• [What to work on]:
Check each line of the data below for the word "xlabel", then extract the ones that have it.

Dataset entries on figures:

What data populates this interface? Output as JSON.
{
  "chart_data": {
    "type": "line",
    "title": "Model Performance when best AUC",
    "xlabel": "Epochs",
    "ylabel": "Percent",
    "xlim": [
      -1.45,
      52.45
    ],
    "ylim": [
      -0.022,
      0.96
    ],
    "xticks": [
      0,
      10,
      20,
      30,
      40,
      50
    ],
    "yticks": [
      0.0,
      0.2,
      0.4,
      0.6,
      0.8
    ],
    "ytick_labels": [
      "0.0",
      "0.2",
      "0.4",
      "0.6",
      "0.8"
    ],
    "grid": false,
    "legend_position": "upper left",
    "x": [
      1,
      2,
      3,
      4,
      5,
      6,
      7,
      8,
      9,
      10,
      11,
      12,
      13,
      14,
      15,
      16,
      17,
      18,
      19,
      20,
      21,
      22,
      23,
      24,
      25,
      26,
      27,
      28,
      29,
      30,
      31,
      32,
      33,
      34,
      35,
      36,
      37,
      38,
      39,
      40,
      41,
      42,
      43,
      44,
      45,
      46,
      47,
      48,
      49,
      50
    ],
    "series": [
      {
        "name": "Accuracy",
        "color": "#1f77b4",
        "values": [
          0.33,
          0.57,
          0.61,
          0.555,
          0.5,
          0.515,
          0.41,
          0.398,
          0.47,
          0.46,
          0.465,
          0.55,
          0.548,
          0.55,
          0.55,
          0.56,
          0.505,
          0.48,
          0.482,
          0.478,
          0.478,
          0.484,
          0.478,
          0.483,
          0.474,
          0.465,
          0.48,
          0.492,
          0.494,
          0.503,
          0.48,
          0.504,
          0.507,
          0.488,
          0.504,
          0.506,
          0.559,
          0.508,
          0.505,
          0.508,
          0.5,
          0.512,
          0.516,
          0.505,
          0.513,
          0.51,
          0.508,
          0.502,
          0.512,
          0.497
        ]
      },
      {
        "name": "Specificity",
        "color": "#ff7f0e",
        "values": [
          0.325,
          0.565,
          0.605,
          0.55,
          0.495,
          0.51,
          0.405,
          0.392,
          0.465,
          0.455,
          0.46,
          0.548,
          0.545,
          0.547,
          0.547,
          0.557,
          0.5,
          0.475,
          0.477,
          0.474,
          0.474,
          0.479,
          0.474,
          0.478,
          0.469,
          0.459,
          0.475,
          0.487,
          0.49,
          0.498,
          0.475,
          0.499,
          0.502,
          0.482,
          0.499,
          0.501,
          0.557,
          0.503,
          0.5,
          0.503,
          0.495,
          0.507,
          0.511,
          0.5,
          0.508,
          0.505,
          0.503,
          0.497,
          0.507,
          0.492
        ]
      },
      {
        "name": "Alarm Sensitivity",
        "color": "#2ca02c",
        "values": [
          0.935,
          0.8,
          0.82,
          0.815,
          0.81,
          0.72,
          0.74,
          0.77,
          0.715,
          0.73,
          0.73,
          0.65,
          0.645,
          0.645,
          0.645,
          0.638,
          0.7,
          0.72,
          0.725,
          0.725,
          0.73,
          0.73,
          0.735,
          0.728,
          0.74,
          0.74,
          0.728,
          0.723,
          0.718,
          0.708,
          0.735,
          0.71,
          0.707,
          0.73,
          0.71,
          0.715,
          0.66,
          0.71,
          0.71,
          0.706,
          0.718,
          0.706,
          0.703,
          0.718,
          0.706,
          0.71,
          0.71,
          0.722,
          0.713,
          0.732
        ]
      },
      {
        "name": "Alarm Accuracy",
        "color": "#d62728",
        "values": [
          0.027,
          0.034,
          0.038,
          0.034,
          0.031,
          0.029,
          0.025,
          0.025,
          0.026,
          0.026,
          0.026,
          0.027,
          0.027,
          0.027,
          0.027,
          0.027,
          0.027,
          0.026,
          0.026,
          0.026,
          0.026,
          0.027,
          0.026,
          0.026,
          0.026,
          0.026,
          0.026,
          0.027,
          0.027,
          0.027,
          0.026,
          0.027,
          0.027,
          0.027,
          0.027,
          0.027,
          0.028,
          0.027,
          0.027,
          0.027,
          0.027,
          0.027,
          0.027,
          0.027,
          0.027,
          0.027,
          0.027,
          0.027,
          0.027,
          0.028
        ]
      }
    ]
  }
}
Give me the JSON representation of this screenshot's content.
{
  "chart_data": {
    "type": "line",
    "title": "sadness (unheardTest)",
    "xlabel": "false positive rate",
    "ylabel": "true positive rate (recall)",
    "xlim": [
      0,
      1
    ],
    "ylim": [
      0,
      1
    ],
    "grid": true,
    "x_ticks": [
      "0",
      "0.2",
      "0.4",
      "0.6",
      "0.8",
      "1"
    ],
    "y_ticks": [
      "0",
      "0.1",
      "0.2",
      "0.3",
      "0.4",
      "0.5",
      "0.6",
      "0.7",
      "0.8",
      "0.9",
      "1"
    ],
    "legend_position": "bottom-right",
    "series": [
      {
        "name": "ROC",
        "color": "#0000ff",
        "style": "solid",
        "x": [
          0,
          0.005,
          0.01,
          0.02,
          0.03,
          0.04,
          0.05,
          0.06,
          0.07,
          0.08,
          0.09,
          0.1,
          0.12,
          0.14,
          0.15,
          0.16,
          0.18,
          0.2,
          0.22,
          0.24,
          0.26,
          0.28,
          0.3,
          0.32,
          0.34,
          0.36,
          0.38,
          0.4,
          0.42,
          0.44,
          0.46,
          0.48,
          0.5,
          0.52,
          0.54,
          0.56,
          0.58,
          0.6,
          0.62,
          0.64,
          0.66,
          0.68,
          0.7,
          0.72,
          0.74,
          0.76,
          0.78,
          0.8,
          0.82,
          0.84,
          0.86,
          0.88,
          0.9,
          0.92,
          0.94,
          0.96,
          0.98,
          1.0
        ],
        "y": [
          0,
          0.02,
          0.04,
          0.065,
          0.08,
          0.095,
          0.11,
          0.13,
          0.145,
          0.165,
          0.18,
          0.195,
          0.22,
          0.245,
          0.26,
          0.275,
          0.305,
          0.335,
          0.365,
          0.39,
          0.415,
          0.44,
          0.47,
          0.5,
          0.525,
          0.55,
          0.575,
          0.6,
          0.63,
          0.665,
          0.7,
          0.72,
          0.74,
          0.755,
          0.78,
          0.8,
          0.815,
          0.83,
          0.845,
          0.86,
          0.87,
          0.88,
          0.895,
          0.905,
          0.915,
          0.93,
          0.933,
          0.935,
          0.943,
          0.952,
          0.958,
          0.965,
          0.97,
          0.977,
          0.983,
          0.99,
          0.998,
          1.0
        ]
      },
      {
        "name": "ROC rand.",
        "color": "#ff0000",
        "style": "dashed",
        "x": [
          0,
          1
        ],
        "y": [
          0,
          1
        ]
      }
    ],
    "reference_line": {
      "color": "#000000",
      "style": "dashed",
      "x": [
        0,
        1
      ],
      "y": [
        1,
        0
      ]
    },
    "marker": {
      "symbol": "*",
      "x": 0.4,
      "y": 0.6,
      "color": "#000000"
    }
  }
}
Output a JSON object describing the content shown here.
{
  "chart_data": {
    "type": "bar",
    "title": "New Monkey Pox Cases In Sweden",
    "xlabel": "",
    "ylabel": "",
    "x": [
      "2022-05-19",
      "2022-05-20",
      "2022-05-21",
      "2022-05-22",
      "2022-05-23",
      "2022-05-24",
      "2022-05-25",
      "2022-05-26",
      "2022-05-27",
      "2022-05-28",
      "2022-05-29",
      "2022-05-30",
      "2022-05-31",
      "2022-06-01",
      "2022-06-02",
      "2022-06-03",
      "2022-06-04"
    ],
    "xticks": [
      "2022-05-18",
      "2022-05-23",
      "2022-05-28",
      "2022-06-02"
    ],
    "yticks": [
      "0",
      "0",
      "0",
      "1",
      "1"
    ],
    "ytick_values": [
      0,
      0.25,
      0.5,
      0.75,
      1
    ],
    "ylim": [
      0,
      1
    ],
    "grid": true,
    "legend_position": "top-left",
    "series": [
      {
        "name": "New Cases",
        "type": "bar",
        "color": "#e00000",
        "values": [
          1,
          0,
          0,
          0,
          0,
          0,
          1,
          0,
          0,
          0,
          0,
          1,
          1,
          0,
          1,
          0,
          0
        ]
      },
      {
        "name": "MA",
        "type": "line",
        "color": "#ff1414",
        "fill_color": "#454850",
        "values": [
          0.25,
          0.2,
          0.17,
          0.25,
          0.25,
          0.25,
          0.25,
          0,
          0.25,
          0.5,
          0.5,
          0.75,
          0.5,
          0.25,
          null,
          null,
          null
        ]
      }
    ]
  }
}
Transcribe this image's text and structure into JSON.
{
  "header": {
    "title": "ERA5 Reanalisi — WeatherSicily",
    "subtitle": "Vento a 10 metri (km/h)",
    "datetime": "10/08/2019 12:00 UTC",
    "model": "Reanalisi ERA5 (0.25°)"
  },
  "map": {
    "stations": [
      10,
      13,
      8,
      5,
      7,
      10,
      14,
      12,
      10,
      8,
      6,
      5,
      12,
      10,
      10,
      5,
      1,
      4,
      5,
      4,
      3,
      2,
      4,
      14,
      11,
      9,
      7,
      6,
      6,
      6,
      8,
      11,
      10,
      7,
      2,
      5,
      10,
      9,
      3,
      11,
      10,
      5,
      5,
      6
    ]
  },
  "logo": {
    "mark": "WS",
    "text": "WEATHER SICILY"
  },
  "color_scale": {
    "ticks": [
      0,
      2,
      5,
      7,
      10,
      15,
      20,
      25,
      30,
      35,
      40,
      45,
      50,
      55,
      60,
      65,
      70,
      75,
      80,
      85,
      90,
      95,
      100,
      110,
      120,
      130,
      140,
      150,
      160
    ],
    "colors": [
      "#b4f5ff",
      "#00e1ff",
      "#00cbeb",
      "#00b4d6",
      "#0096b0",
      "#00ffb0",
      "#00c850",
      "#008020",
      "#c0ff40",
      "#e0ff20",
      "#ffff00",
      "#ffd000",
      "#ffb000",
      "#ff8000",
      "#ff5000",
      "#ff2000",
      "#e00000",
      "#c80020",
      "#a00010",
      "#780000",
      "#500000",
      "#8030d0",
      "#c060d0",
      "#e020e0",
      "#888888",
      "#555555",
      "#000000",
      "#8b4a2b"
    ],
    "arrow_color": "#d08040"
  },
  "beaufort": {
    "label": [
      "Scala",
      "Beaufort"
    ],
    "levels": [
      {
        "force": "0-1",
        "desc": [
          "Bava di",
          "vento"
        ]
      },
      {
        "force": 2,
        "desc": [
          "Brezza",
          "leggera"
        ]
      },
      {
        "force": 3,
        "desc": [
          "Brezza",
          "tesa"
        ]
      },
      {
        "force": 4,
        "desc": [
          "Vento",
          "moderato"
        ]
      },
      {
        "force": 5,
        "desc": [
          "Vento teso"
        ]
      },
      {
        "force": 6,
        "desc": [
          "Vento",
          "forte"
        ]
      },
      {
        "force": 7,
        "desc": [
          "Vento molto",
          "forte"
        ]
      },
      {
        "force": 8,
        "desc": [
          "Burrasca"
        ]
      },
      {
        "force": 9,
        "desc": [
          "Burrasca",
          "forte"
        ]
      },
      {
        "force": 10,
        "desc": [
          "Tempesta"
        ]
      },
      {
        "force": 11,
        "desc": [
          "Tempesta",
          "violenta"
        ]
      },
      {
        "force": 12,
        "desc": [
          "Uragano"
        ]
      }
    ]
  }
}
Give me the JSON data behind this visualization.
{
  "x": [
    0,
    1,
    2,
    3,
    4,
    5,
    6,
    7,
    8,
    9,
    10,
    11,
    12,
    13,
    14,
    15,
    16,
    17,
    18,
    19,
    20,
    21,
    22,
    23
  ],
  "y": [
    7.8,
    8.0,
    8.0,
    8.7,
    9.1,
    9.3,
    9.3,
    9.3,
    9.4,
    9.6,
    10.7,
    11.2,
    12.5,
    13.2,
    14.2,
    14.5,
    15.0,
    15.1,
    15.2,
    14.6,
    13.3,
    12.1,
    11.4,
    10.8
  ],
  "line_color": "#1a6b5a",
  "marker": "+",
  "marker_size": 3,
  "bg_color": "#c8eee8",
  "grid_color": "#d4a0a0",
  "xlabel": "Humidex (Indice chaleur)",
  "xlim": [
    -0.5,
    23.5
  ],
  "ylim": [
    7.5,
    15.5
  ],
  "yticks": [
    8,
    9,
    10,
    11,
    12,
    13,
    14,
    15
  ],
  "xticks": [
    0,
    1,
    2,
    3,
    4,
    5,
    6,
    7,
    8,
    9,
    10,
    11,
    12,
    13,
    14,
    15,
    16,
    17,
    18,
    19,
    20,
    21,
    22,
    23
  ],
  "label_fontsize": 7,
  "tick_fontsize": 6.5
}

• [Task response]:
    "xlabel": "Epochs",
    "xlabel": "false positive rate",
    "xlabel": "",
  "xlabel": "Humidex (Indice chaleur)",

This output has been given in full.